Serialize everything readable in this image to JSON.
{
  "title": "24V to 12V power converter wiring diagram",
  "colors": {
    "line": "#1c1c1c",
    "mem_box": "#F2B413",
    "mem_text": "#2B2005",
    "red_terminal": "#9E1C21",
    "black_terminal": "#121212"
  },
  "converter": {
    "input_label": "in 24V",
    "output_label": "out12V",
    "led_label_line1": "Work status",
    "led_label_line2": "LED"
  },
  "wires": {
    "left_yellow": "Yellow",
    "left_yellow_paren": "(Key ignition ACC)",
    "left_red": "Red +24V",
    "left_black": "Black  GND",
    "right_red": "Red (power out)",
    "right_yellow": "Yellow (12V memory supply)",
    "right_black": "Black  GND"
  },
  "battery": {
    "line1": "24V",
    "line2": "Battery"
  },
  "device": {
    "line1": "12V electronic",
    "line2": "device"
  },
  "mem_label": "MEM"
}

------------------------------------------------

◆ EXERCISE BRIEF ◆
Print every record above exactly as written.

◆ EXPECTED ANSWER ◆
Serialize everything readable in this image to JSON.
{
  "title": "24V to 12V power converter wiring diagram",
  "colors": {
    "line": "#1c1c1c",
    "mem_box": "#F2B413",
    "mem_text": "#2B2005",
    "red_terminal": "#9E1C21",
    "black_terminal": "#121212"
  },
  "converter": {
    "input_label": "in 24V",
    "output_label": "out12V",
    "led_label_line1": "Work status",
    "led_label_line2": "LED"
  },
  "wires": {
    "left_yellow": "Yellow",
    "left_yellow_paren": "(Key ignition ACC)",
    "left_red": "Red +24V",
    "left_black": "Black  GND",
    "right_red": "Red (power out)",
    "right_yellow": "Yellow (12V memory supply)",
    "right_black": "Black  GND"
  },
  "battery": {
    "line1": "24V",
    "line2": "Battery"
  },
  "device": {
    "line1": "12V electronic",
    "line2": "device"
  },
  "mem_label": "MEM"
}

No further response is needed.